BEGIN Supplied information
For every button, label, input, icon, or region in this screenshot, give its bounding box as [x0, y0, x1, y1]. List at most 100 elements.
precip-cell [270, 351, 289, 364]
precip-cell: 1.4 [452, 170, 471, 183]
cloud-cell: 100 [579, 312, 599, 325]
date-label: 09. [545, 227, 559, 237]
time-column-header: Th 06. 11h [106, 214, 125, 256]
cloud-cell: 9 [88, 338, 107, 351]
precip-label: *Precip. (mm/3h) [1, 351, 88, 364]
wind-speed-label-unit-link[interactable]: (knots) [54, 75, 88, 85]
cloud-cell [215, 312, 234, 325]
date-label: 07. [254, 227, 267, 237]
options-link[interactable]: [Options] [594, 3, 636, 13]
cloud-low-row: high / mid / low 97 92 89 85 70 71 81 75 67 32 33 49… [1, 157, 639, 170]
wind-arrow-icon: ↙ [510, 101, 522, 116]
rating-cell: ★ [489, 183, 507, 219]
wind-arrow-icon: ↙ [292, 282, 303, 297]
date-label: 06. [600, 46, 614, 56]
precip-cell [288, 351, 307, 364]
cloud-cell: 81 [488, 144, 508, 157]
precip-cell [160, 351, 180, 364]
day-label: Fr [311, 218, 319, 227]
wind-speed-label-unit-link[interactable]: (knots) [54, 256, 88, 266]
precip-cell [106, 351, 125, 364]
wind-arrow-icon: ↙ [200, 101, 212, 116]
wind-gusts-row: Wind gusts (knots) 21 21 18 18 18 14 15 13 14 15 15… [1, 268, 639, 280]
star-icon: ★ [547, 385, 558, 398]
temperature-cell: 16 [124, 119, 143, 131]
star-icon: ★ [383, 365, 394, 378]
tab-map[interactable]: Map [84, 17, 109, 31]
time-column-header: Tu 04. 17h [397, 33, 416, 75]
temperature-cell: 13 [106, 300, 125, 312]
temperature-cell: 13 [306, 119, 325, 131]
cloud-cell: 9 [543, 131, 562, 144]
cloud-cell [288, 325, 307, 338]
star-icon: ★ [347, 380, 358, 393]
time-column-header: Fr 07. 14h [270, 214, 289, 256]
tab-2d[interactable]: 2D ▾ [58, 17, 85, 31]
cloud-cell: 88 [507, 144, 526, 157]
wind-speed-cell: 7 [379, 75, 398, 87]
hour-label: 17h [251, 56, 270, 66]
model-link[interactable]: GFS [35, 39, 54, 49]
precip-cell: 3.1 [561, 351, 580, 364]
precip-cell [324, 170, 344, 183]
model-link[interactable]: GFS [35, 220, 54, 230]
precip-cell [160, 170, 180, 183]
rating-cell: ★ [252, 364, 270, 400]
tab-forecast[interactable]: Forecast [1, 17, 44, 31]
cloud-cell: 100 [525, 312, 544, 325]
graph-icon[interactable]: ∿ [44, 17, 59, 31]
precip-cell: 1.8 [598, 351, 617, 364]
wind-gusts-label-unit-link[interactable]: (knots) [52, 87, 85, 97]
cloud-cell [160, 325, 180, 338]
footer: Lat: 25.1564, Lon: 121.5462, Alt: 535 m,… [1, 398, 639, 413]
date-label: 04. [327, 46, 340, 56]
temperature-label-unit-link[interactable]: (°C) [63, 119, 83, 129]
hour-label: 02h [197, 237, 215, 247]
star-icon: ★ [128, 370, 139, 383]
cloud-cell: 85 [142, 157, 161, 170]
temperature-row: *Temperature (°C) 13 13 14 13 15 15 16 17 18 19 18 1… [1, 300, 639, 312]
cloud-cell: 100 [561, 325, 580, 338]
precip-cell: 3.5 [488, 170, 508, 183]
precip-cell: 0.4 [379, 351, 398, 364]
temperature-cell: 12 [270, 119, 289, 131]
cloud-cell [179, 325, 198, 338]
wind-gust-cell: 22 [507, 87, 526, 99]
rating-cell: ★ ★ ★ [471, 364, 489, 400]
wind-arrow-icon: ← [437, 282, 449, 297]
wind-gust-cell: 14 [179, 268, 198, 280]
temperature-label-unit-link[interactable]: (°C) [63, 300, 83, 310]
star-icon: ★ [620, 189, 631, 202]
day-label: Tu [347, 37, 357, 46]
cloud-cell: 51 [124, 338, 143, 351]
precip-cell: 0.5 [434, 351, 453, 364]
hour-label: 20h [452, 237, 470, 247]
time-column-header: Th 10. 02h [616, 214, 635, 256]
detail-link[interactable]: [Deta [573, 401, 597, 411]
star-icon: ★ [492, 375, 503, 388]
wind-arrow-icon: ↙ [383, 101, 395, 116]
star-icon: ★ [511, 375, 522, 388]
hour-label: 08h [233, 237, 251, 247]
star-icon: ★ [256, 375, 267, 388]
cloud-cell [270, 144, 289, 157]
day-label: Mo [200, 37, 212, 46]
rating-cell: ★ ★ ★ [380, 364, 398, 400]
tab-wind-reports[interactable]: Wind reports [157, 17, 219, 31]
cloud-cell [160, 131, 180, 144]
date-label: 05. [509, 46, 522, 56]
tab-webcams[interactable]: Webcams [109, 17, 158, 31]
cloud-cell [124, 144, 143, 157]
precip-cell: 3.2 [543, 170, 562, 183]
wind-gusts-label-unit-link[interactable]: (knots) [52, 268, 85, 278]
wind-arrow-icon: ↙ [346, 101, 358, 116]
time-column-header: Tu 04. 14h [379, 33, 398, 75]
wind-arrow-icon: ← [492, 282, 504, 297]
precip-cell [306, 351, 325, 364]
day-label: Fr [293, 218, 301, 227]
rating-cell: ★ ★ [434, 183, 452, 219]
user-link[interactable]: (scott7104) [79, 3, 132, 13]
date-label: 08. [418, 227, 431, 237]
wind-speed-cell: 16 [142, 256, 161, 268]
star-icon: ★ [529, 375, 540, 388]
END Supplied information
Copy every line of the items above verbatim.

For every button, label, input, icon, or region in this screenshot, give its bounding box as [x0, y0, x1, y1]. List at most 100 elements.
precip-cell [270, 351, 289, 364]
precip-cell: 1.4 [452, 170, 471, 183]
cloud-cell: 100 [579, 312, 599, 325]
date-label: 09. [545, 227, 559, 237]
time-column-header: Th 06. 11h [106, 214, 125, 256]
cloud-cell: 9 [88, 338, 107, 351]
precip-label: *Precip. (mm/3h) [1, 351, 88, 364]
wind-speed-label-unit-link[interactable]: (knots) [54, 75, 88, 85]
cloud-cell [215, 312, 234, 325]
date-label: 07. [254, 227, 267, 237]
options-link[interactable]: [Options] [594, 3, 636, 13]
cloud-low-row: high / mid / low 97 92 89 85 70 71 81 75 67 32 33 49… [1, 157, 639, 170]
wind-arrow-icon: ↙ [510, 101, 522, 116]
rating-cell: ★ [489, 183, 507, 219]
wind-arrow-icon: ↙ [292, 282, 303, 297]
date-label: 06. [600, 46, 614, 56]
precip-cell [288, 351, 307, 364]
cloud-cell: 81 [488, 144, 508, 157]
precip-cell [160, 351, 180, 364]
day-label: Fr [311, 218, 319, 227]
wind-speed-label-unit-link[interactable]: (knots) [54, 256, 88, 266]
precip-cell [106, 351, 125, 364]
wind-arrow-icon: ↙ [200, 101, 212, 116]
wind-gusts-row: Wind gusts (knots) 21 21 18 18 18 14 15 13 14 15 15… [1, 268, 639, 280]
star-icon: ★ [547, 385, 558, 398]
temperature-cell: 16 [124, 119, 143, 131]
star-icon: ★ [383, 365, 394, 378]
tab-map[interactable]: Map [84, 17, 109, 31]
time-column-header: Tu 04. 17h [397, 33, 416, 75]
temperature-cell: 13 [106, 300, 125, 312]
temperature-cell: 13 [306, 119, 325, 131]
cloud-cell: 9 [543, 131, 562, 144]
cloud-cell [288, 325, 307, 338]
star-icon: ★ [347, 380, 358, 393]
time-column-header: Fr 07. 14h [270, 214, 289, 256]
tab-2d[interactable]: 2D ▾ [58, 17, 85, 31]
cloud-cell: 88 [507, 144, 526, 157]
wind-speed-cell: 7 [379, 75, 398, 87]
hour-label: 17h [251, 56, 270, 66]
model-link[interactable]: GFS [35, 39, 54, 49]
precip-cell: 3.1 [561, 351, 580, 364]
precip-cell [324, 170, 344, 183]
model-link[interactable]: GFS [35, 220, 54, 230]
precip-cell [160, 170, 180, 183]
rating-cell: ★ [252, 364, 270, 400]
tab-forecast[interactable]: Forecast [1, 17, 44, 31]
cloud-cell: 100 [525, 312, 544, 325]
graph-icon[interactable]: ∿ [44, 17, 59, 31]
precip-cell: 1.8 [598, 351, 617, 364]
wind-gusts-label-unit-link[interactable]: (knots) [52, 87, 85, 97]
cloud-cell [160, 325, 180, 338]
footer: Lat: 25.1564, Lon: 121.5462, Alt: 535 m,… [1, 398, 639, 413]
date-label: 04. [327, 46, 340, 56]
temperature-label-unit-link[interactable]: (°C) [63, 119, 83, 129]
hour-label: 02h [197, 237, 215, 247]
star-icon: ★ [128, 370, 139, 383]
cloud-cell: 85 [142, 157, 161, 170]
temperature-row: *Temperature (°C) 13 13 14 13 15 15 16 17 18 19 18 1… [1, 300, 639, 312]
cloud-cell: 100 [561, 325, 580, 338]
precip-cell: 3.5 [488, 170, 508, 183]
precip-cell: 0.4 [379, 351, 398, 364]
temperature-cell: 12 [270, 119, 289, 131]
cloud-cell [179, 325, 198, 338]
wind-gust-cell: 22 [507, 87, 526, 99]
rating-cell: ★ ★ ★ [471, 364, 489, 400]
wind-arrow-icon: ← [437, 282, 449, 297]
wind-gust-cell: 14 [179, 268, 198, 280]
temperature-label-unit-link[interactable]: (°C) [63, 300, 83, 310]
star-icon: ★ [620, 189, 631, 202]
day-label: Tu [347, 37, 357, 46]
cloud-cell: 51 [124, 338, 143, 351]
precip-cell: 0.5 [434, 351, 453, 364]
hour-label: 20h [452, 237, 470, 247]
time-column-header: Th 10. 02h [616, 214, 635, 256]
detail-link[interactable]: [Deta [573, 401, 597, 411]
star-icon: ★ [492, 375, 503, 388]
wind-arrow-icon: ↙ [383, 101, 395, 116]
star-icon: ★ [511, 375, 522, 388]
hour-label: 08h [233, 237, 251, 247]
star-icon: ★ [256, 375, 267, 388]
cloud-cell [270, 144, 289, 157]
day-label: Mo [200, 37, 212, 46]
rating-cell: ★ ★ ★ [380, 364, 398, 400]
tab-wind-reports[interactable]: Wind reports [157, 17, 219, 31]
cloud-cell [160, 131, 180, 144]
date-label: 05. [509, 46, 522, 56]
tab-webcams[interactable]: Webcams [109, 17, 158, 31]
cloud-cell [124, 144, 143, 157]
precip-cell: 3.2 [543, 170, 562, 183]
wind-gusts-label-unit-link[interactable]: (knots) [52, 268, 85, 278]
wind-arrow-icon: ↙ [346, 101, 358, 116]
time-column-header: Tu 04. 14h [379, 33, 398, 75]
wind-arrow-icon: ← [492, 282, 504, 297]
precip-cell [306, 351, 325, 364]
day-label: Fr [293, 218, 301, 227]
rating-cell: ★ ★ [434, 183, 452, 219]
user-link[interactable]: (scott7104) [79, 3, 132, 13]
date-label: 08. [418, 227, 431, 237]
wind-speed-cell: 16 [142, 256, 161, 268]
star-icon: ★ [529, 375, 540, 388]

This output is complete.